**Provided entries:**
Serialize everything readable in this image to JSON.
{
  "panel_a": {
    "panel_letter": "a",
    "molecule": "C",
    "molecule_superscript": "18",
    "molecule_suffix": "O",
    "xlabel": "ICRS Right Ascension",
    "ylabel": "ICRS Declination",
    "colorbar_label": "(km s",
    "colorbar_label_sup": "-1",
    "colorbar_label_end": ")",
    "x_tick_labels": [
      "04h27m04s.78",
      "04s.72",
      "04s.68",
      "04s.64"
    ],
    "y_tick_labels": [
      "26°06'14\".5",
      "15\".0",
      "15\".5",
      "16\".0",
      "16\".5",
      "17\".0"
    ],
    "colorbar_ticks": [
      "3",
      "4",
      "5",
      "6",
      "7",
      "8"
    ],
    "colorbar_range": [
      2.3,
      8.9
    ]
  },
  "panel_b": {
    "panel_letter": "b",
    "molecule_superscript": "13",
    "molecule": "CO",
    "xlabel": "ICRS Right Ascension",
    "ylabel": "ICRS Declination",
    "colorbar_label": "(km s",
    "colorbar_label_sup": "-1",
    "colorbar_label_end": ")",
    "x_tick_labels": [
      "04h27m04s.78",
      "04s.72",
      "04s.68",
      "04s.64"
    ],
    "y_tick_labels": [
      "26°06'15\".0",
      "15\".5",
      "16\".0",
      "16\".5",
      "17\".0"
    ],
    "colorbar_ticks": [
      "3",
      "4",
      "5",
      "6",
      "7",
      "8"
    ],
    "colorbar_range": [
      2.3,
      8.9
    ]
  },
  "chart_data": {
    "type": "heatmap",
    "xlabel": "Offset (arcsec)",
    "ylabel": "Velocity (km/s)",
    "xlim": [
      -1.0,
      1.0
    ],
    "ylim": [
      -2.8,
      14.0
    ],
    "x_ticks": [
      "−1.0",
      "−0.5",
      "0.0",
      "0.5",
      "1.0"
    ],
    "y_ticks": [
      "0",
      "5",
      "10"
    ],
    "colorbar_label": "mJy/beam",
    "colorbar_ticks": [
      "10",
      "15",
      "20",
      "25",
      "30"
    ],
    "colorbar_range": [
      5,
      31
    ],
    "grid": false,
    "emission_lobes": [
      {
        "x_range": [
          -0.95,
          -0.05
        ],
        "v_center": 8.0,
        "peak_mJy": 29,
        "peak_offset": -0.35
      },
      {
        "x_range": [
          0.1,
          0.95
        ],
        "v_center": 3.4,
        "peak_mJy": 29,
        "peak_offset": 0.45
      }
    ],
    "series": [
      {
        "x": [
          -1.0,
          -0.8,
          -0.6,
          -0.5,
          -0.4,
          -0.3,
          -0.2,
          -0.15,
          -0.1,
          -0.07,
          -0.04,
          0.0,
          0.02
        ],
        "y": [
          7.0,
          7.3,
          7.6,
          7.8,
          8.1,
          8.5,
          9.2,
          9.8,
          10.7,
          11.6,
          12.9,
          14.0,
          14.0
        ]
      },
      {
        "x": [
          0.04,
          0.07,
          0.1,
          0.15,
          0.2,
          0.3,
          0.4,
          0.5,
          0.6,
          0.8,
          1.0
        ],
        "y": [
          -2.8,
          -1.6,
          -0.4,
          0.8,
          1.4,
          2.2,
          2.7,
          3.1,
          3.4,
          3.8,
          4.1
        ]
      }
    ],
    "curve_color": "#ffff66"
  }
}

**Your task:**
Each line of the material should be duplicated exactly, please.

**Solution for this problem:**
Serialize everything readable in this image to JSON.
{
  "panel_a": {
    "panel_letter": "a",
    "molecule": "C",
    "molecule_superscript": "18",
    "molecule_suffix": "O",
    "xlabel": "ICRS Right Ascension",
    "ylabel": "ICRS Declination",
    "colorbar_label": "(km s",
    "colorbar_label_sup": "-1",
    "colorbar_label_end": ")",
    "x_tick_labels": [
      "04h27m04s.78",
      "04s.72",
      "04s.68",
      "04s.64"
    ],
    "y_tick_labels": [
      "26°06'14\".5",
      "15\".0",
      "15\".5",
      "16\".0",
      "16\".5",
      "17\".0"
    ],
    "colorbar_ticks": [
      "3",
      "4",
      "5",
      "6",
      "7",
      "8"
    ],
    "colorbar_range": [
      2.3,
      8.9
    ]
  },
  "panel_b": {
    "panel_letter": "b",
    "molecule_superscript": "13",
    "molecule": "CO",
    "xlabel": "ICRS Right Ascension",
    "ylabel": "ICRS Declination",
    "colorbar_label": "(km s",
    "colorbar_label_sup": "-1",
    "colorbar_label_end": ")",
    "x_tick_labels": [
      "04h27m04s.78",
      "04s.72",
      "04s.68",
      "04s.64"
    ],
    "y_tick_labels": [
      "26°06'15\".0",
      "15\".5",
      "16\".0",
      "16\".5",
      "17\".0"
    ],
    "colorbar_ticks": [
      "3",
      "4",
      "5",
      "6",
      "7",
      "8"
    ],
    "colorbar_range": [
      2.3,
      8.9
    ]
  },
  "chart_data": {
    "type": "heatmap",
    "xlabel": "Offset (arcsec)",
    "ylabel": "Velocity (km/s)",
    "xlim": [
      -1.0,
      1.0
    ],
    "ylim": [
      -2.8,
      14.0
    ],
    "x_ticks": [
      "−1.0",
      "−0.5",
      "0.0",
      "0.5",
      "1.0"
    ],
    "y_ticks": [
      "0",
      "5",
      "10"
    ],
    "colorbar_label": "mJy/beam",
    "colorbar_ticks": [
      "10",
      "15",
      "20",
      "25",
      "30"
    ],
    "colorbar_range": [
      5,
      31
    ],
    "grid": false,
    "emission_lobes": [
      {
        "x_range": [
          -0.95,
          -0.05
        ],
        "v_center": 8.0,
        "peak_mJy": 29,
        "peak_offset": -0.35
      },
      {
        "x_range": [
          0.1,
          0.95
        ],
        "v_center": 3.4,
        "peak_mJy": 29,
        "peak_offset": 0.45
      }
    ],
    "series": [
      {
        "x": [
          -1.0,
          -0.8,
          -0.6,
          -0.5,
          -0.4,
          -0.3,
          -0.2,
          -0.15,
          -0.1,
          -0.07,
          -0.04,
          0.0,
          0.02
        ],
        "y": [
          7.0,
          7.3,
          7.6,
          7.8,
          8.1,
          8.5,
          9.2,
          9.8,
          10.7,
          11.6,
          12.9,
          14.0,
          14.0
        ]
      },
      {
        "x": [
          0.04,
          0.07,
          0.1,
          0.15,
          0.2,
          0.3,
          0.4,
          0.5,
          0.6,
          0.8,
          1.0
        ],
        "y": [
          -2.8,
          -1.6,
          -0.4,
          0.8,
          1.4,
          2.2,
          2.7,
          3.1,
          3.4,
          3.8,
          4.1
        ]
      }
    ],
    "curve_color": "#ffff66"
  }
}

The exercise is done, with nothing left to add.